Exercise directions:
Spot every line with the word "name" and return it.

Excerpt from a dataset
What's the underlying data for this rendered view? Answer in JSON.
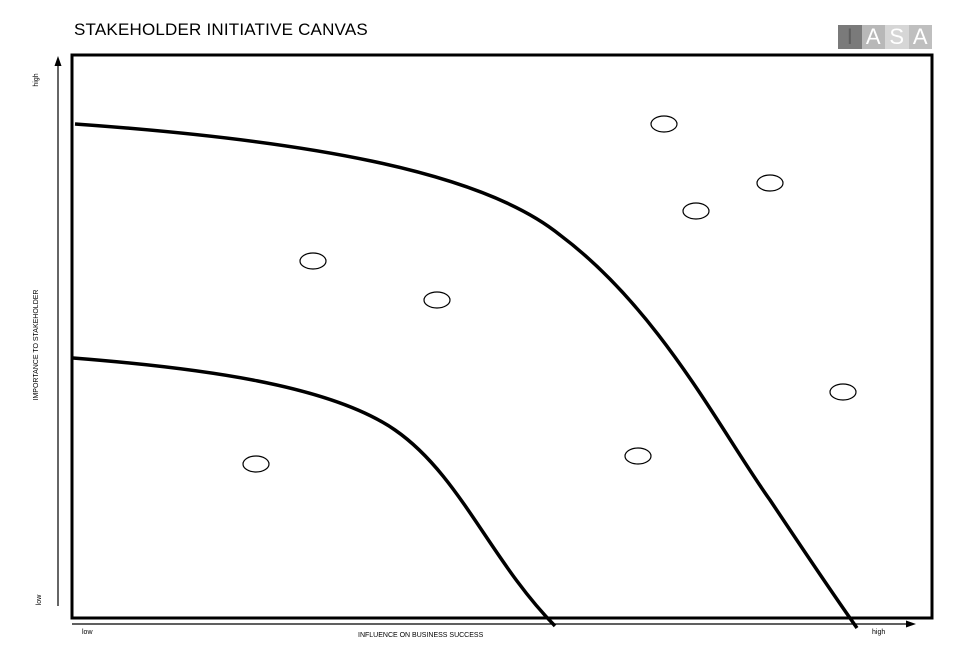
{
  "title": "STAKEHOLDER INITIATIVE CANVAS",
  "logo": {
    "letters": [
      "I",
      "A",
      "S",
      "A"
    ]
  },
  "axes": {
    "x_label": "INFLUENCE ON BUSINESS SUCCESS",
    "x_low": "low",
    "x_high": "high",
    "y_label": "IMPORTANCE TO STAKEHOLDER",
    "y_low": "low",
    "y_high": "high"
  },
  "stakeholders_count_zones": 3
}
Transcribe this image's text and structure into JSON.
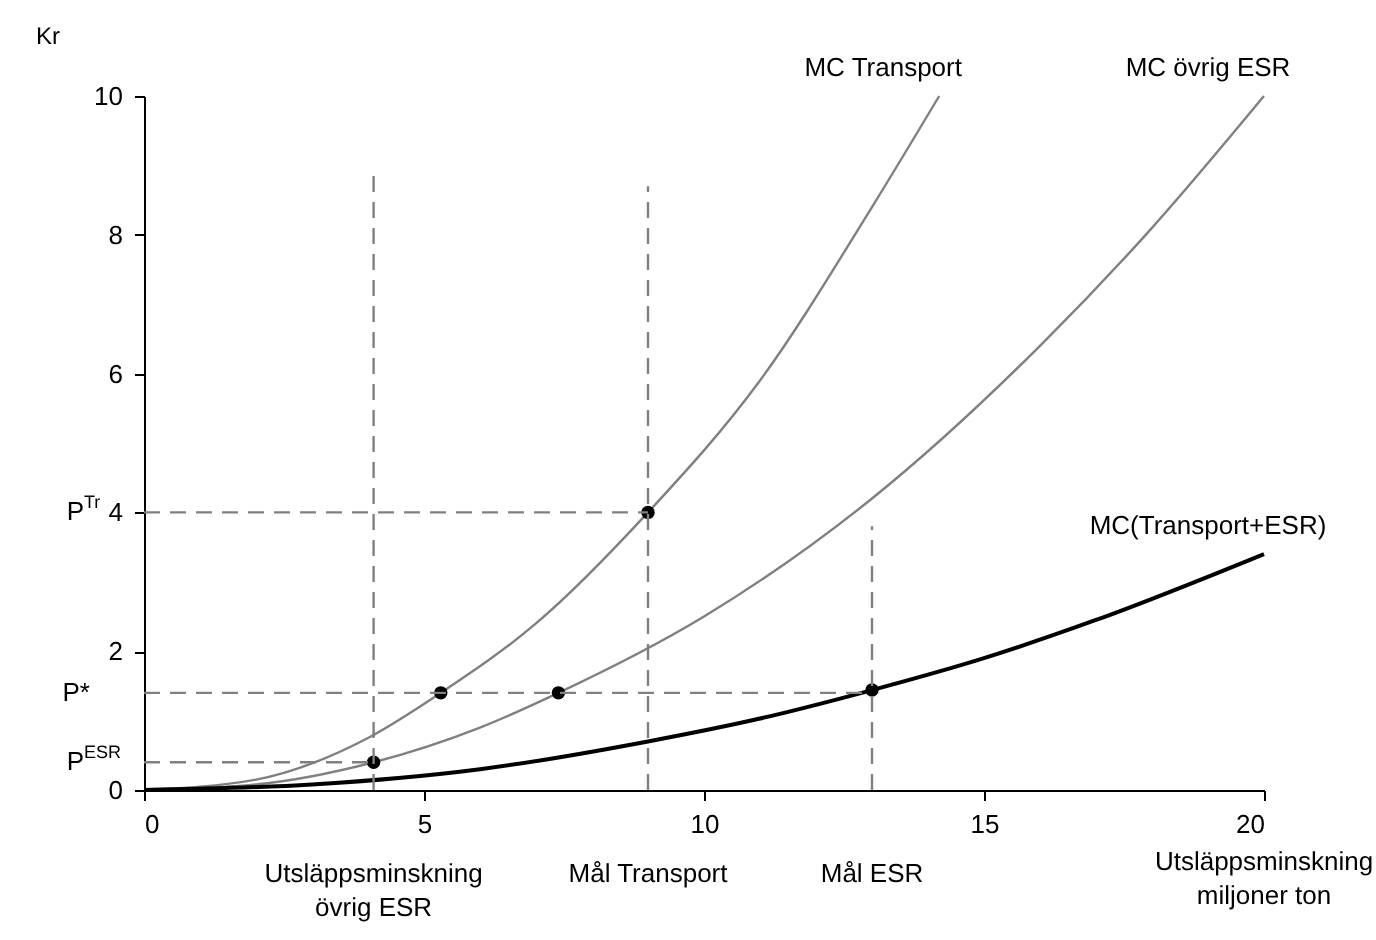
{
  "chart_data": {
    "type": "line",
    "xlabel": "Utsläppsminskning\nmiljoner ton",
    "ylabel": "Kr",
    "xlim": [
      0,
      20
    ],
    "ylim": [
      0,
      10
    ],
    "xticks": [
      0,
      5,
      10,
      15,
      20
    ],
    "yticks": [
      0,
      2,
      4,
      6,
      8,
      10
    ],
    "grid": false,
    "series": [
      {
        "name": "MC Transport",
        "color": "#808080",
        "marker": "none",
        "x": [
          0,
          2,
          4,
          5.3,
          7,
          9,
          11,
          13,
          14.2
        ],
        "values": [
          0,
          0.15,
          0.75,
          1.4,
          2.4,
          4,
          5.9,
          8.4,
          10
        ]
      },
      {
        "name": "MC övrig ESR",
        "color": "#808080",
        "marker": "none",
        "x": [
          0,
          2,
          4.1,
          6,
          7.4,
          10,
          13,
          16,
          18,
          20
        ],
        "values": [
          0,
          0.08,
          0.4,
          0.9,
          1.4,
          2.5,
          4.2,
          6.4,
          8.1,
          10
        ]
      },
      {
        "name": "MC(Transport+ESR)",
        "color": "#000000",
        "marker": "none",
        "x": [
          0,
          3,
          6,
          9,
          11,
          13,
          15,
          17,
          20
        ],
        "values": [
          0,
          0.08,
          0.3,
          0.7,
          1.03,
          1.44,
          1.9,
          2.45,
          3.4
        ]
      },
      {
        "type": "scatter",
        "color": "#000000",
        "marker": "circle",
        "x": [
          4.1,
          5.3,
          7.4,
          9,
          13
        ],
        "values": [
          0.4,
          1.4,
          1.4,
          4,
          1.44
        ]
      },
      {
        "color": "#808080",
        "line_style": "dashed",
        "marker": "none",
        "x": [
          4.1,
          4.1
        ],
        "values": [
          0,
          8.85
        ]
      },
      {
        "color": "#808080",
        "line_style": "dashed",
        "marker": "none",
        "x": [
          9,
          9
        ],
        "values": [
          0,
          8.7
        ]
      },
      {
        "color": "#808080",
        "line_style": "dashed",
        "marker": "none",
        "x": [
          13,
          13
        ],
        "values": [
          0,
          3.8
        ]
      },
      {
        "color": "#808080",
        "line_style": "dashed",
        "marker": "none",
        "x": [
          0,
          9
        ],
        "values": [
          4,
          4
        ]
      },
      {
        "color": "#808080",
        "line_style": "dashed",
        "marker": "none",
        "x": [
          0,
          13
        ],
        "values": [
          1.4,
          1.4
        ]
      },
      {
        "color": "#808080",
        "line_style": "dashed",
        "marker": "none",
        "x": [
          0,
          4.1
        ],
        "values": [
          0.4,
          0.4
        ]
      }
    ],
    "annotations": [
      {
        "text": "Utsläppsminskning\növrig ESR",
        "x": 4.1,
        "y": 0
      },
      {
        "text": "Mål  Transport",
        "x": 9,
        "y": 0
      },
      {
        "text": "Mål  ESR",
        "x": 13,
        "y": 0
      },
      {
        "text": "P$^{Tr}$",
        "x": 0,
        "y": 4
      },
      {
        "text": "P*",
        "x": 0,
        "y": 1.4
      },
      {
        "text": "P$^{ESR}$",
        "x": 0,
        "y": 0.4
      }
    ]
  }
}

Correct response:
        "name": "MC Transport",
        "name": "MC övrig ESR",
        "name": "MC(Transport+ESR)",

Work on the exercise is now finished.